* [Supplied records]
====

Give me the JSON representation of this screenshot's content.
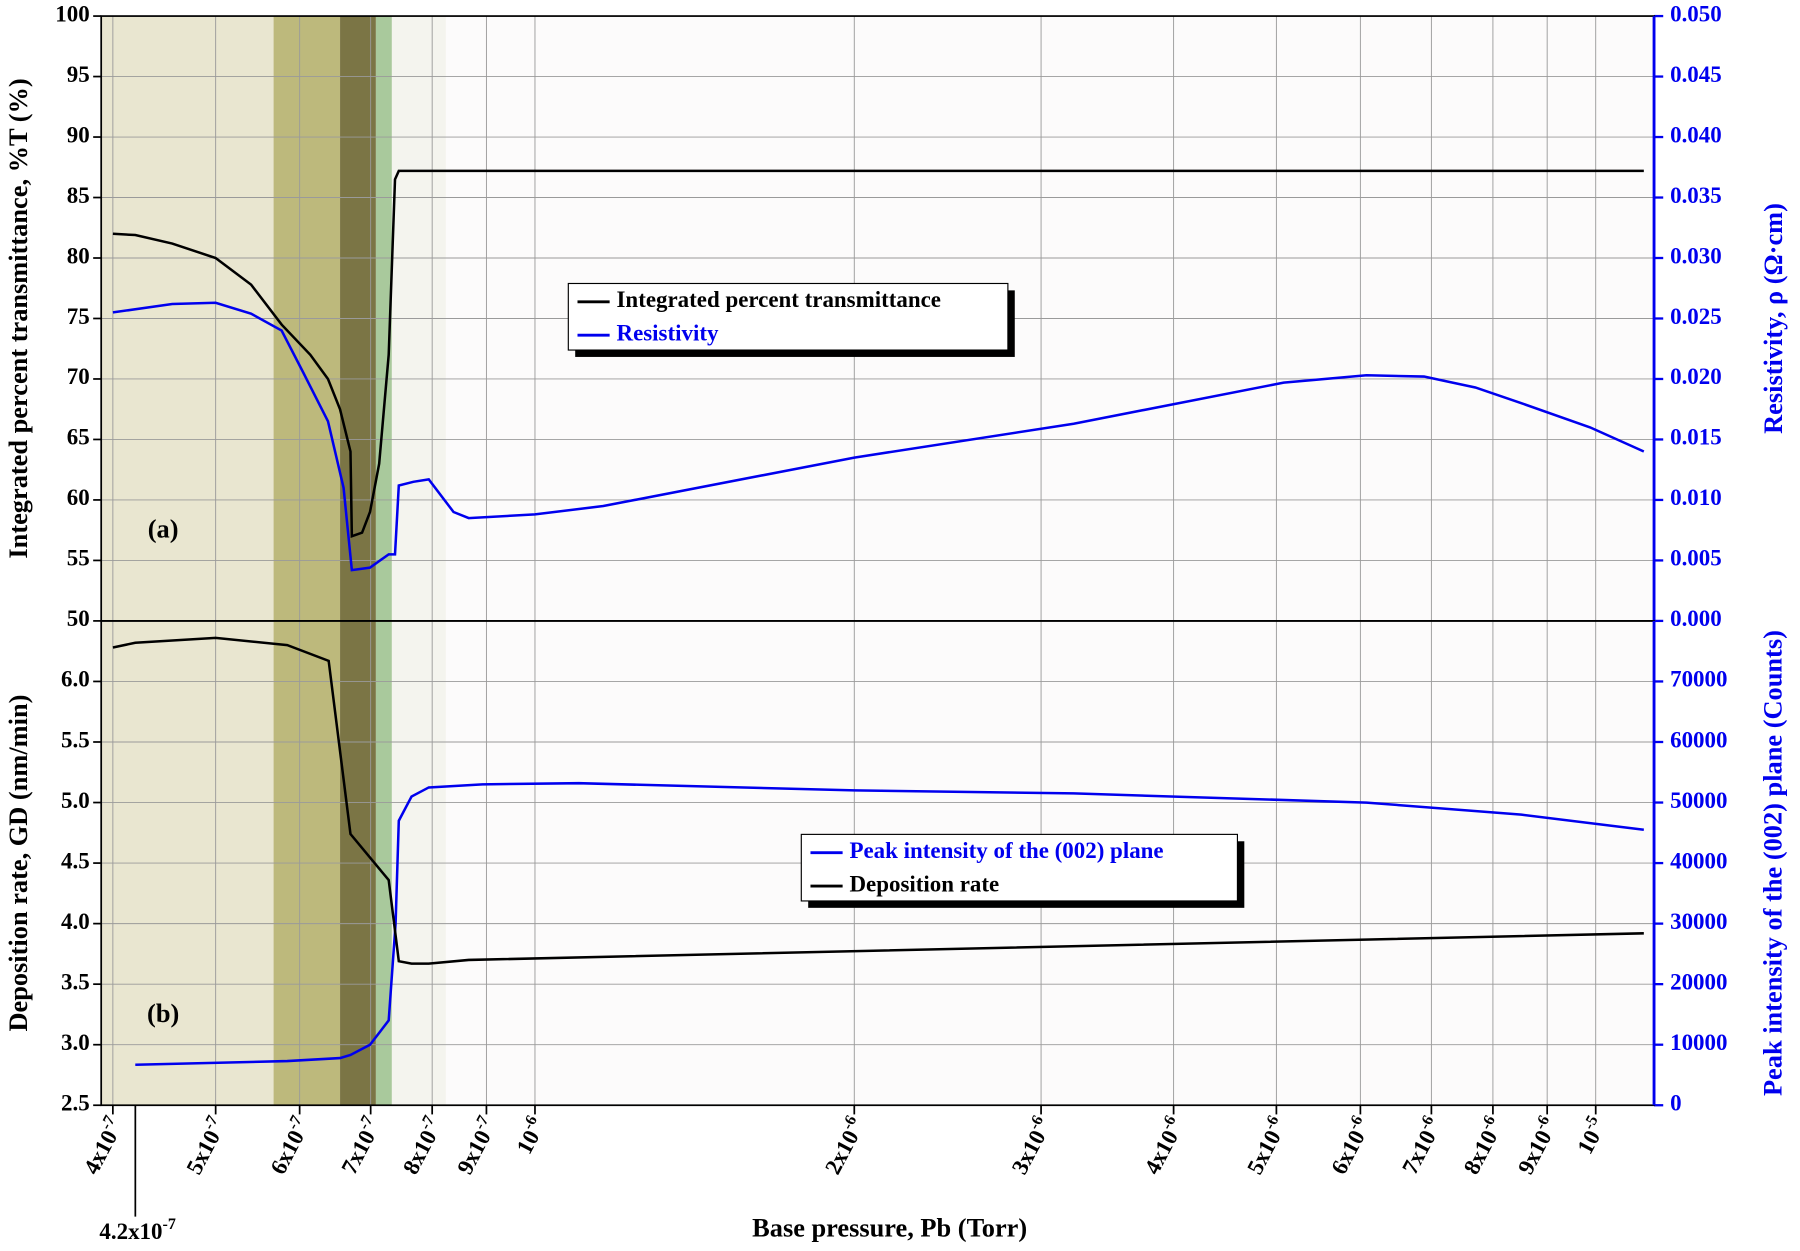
{
  "chart_data": {
    "type": "line",
    "log_x": true,
    "grid": true,
    "xlabel": "Base pressure, Pb (Torr)",
    "xlim": [
      3.9e-07,
      1.135e-05
    ],
    "xticks": [
      {
        "value": 4e-07,
        "label": "4x10-7"
      },
      {
        "value": 5e-07,
        "label": "5x10-7"
      },
      {
        "value": 6e-07,
        "label": "6x10-7"
      },
      {
        "value": 7e-07,
        "label": "7x10-7"
      },
      {
        "value": 8e-07,
        "label": "8x10-7"
      },
      {
        "value": 9e-07,
        "label": "9x10-7"
      },
      {
        "value": 1e-06,
        "label": "10-6"
      },
      {
        "value": 2e-06,
        "label": "2x10-6"
      },
      {
        "value": 3e-06,
        "label": "3x10-6"
      },
      {
        "value": 4e-06,
        "label": "4x10-6"
      },
      {
        "value": 5e-06,
        "label": "5x10-6"
      },
      {
        "value": 6e-06,
        "label": "6x10-6"
      },
      {
        "value": 7e-06,
        "label": "7x10-6"
      },
      {
        "value": 8e-06,
        "label": "8x10-6"
      },
      {
        "value": 9e-06,
        "label": "9x10-6"
      },
      {
        "value": 1e-05,
        "label": "10-5"
      }
    ],
    "bands": [
      {
        "x": [
          3.9e-07,
          5.67e-07
        ],
        "color": "#e9e6d0"
      },
      {
        "x": [
          5.67e-07,
          6.55e-07
        ],
        "color": "#bdb97c"
      },
      {
        "x": [
          6.55e-07,
          7.08e-07
        ],
        "color": "#7b7545"
      },
      {
        "x": [
          7.08e-07,
          7.33e-07
        ],
        "color": "#a9c99c"
      },
      {
        "x": [
          7.33e-07,
          8.24e-07
        ],
        "color": "#f4f4ee"
      }
    ],
    "annotations": [
      {
        "text": "4.2x10-7",
        "x": 4.2e-07
      }
    ],
    "panels": [
      {
        "label": "(a)",
        "ylabel": "Integrated percent transmittance, %T (%)",
        "ylim": [
          50,
          100
        ],
        "yticks": [
          50,
          55,
          60,
          65,
          70,
          75,
          80,
          85,
          90,
          95,
          100
        ],
        "y2label": "Resistivity, ρ (Ω·cm)",
        "y2lim": [
          0,
          0.05
        ],
        "y2ticks": [
          {
            "value": 0,
            "label": "0.000"
          },
          0.005,
          {
            "value": 0.01,
            "label": "0.010"
          },
          0.015,
          {
            "value": 0.02,
            "label": "0.020"
          },
          0.025,
          {
            "value": 0.03,
            "label": "0.030"
          },
          0.035,
          {
            "value": 0.04,
            "label": "0.040"
          },
          0.045,
          {
            "value": 0.05,
            "label": "0.050"
          }
        ],
        "series": [
          {
            "name": "Integrated percent transmittance",
            "color": "#000000",
            "x": [
              4e-07,
              4.2e-07,
              4.55e-07,
              5e-07,
              5.4e-07,
              5.77e-07,
              6.14e-07,
              6.38e-07,
              6.55e-07,
              6.7e-07,
              6.72e-07,
              6.87e-07,
              6.99e-07,
              7.13e-07,
              7.28e-07,
              7.38e-07,
              7.44e-07,
              1.11e-05
            ],
            "values": [
              82,
              81.9,
              81.2,
              80,
              77.8,
              74.5,
              72,
              70,
              67.5,
              64,
              57,
              57.3,
              59,
              63,
              72,
              86.5,
              87.2,
              87.2
            ]
          },
          {
            "name": "Resistivity",
            "color": "#0000ee",
            "axis": "y2",
            "x": [
              4e-07,
              4.55e-07,
              5e-07,
              5.4e-07,
              5.77e-07,
              6.05e-07,
              6.38e-07,
              6.6e-07,
              6.72e-07,
              6.99e-07,
              7.28e-07,
              7.38e-07,
              7.44e-07,
              7.68e-07,
              7.94e-07,
              8.38e-07,
              8.66e-07,
              1e-06,
              1.16e-06,
              2e-06,
              3.22e-06,
              5.08e-06,
              6.08e-06,
              6.89e-06,
              7.7e-06,
              8.51e-06,
              9.88e-06,
              1.11e-05
            ],
            "values": [
              0.0255,
              0.0262,
              0.0263,
              0.0254,
              0.024,
              0.0205,
              0.0165,
              0.011,
              0.0042,
              0.0044,
              0.0055,
              0.0055,
              0.0112,
              0.0115,
              0.0117,
              0.009,
              0.0085,
              0.0088,
              0.0095,
              0.0135,
              0.0163,
              0.0197,
              0.0203,
              0.0202,
              0.0193,
              0.018,
              0.016,
              0.014
            ]
          }
        ]
      },
      {
        "label": "(b)",
        "ylabel": "Deposition rate, GD (nm/min)",
        "ylim": [
          2.5,
          6.5
        ],
        "yticks": [
          2.5,
          {
            "value": 3,
            "label": "3.0"
          },
          3.5,
          {
            "value": 4,
            "label": "4.0"
          },
          4.5,
          {
            "value": 5,
            "label": "5.0"
          },
          5.5,
          {
            "value": 6,
            "label": "6.0"
          }
        ],
        "y2label": "Peak intensity of the (002) plane (Counts)",
        "y2lim": [
          0,
          80000
        ],
        "y2ticks": [
          0,
          10000,
          20000,
          30000,
          40000,
          50000,
          60000,
          70000
        ],
        "series": [
          {
            "name": "Peak intensity of the (002) plane",
            "color": "#0000ee",
            "axis": "y2",
            "x": [
              4.2e-07,
              5.84e-07,
              6.55e-07,
              6.7e-07,
              6.99e-07,
              7.28e-07,
              7.39e-07,
              7.44e-07,
              7.65e-07,
              7.94e-07,
              8.92e-07,
              1.1e-06,
              2e-06,
              3.22e-06,
              6.08e-06,
              8.51e-06,
              1.11e-05
            ],
            "values": [
              6700,
              7300,
              7800,
              8300,
              10000,
              14000,
              30000,
              47000,
              51000,
              52500,
              53000,
              53200,
              52000,
              51500,
              50000,
              48000,
              45500
            ]
          },
          {
            "name": "Deposition rate",
            "color": "#000000",
            "x": [
              4e-07,
              4.2e-07,
              5e-07,
              5.84e-07,
              6.39e-07,
              6.7e-07,
              7.28e-07,
              7.37e-07,
              7.44e-07,
              7.65e-07,
              7.94e-07,
              8.66e-07,
              1.11e-05
            ],
            "values": [
              6.28,
              6.32,
              6.36,
              6.3,
              6.17,
              4.74,
              4.36,
              3.98,
              3.69,
              3.67,
              3.67,
              3.7,
              3.92
            ]
          }
        ]
      }
    ]
  }
}
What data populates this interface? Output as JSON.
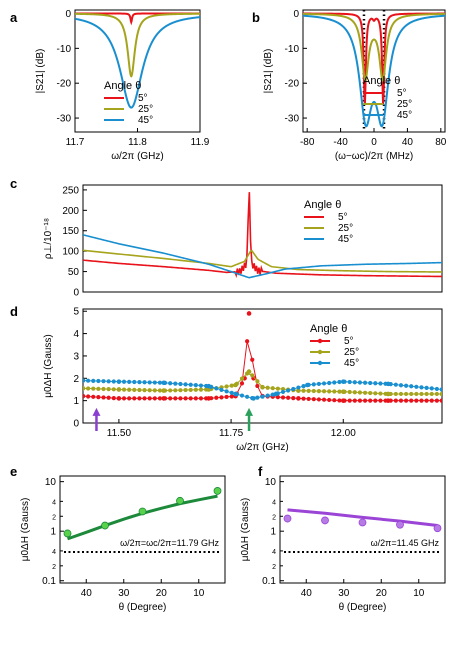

====

* [Exercise description] Only the number should be given: how many lines of the data contain the word "Peak"?

* [Correct output] 2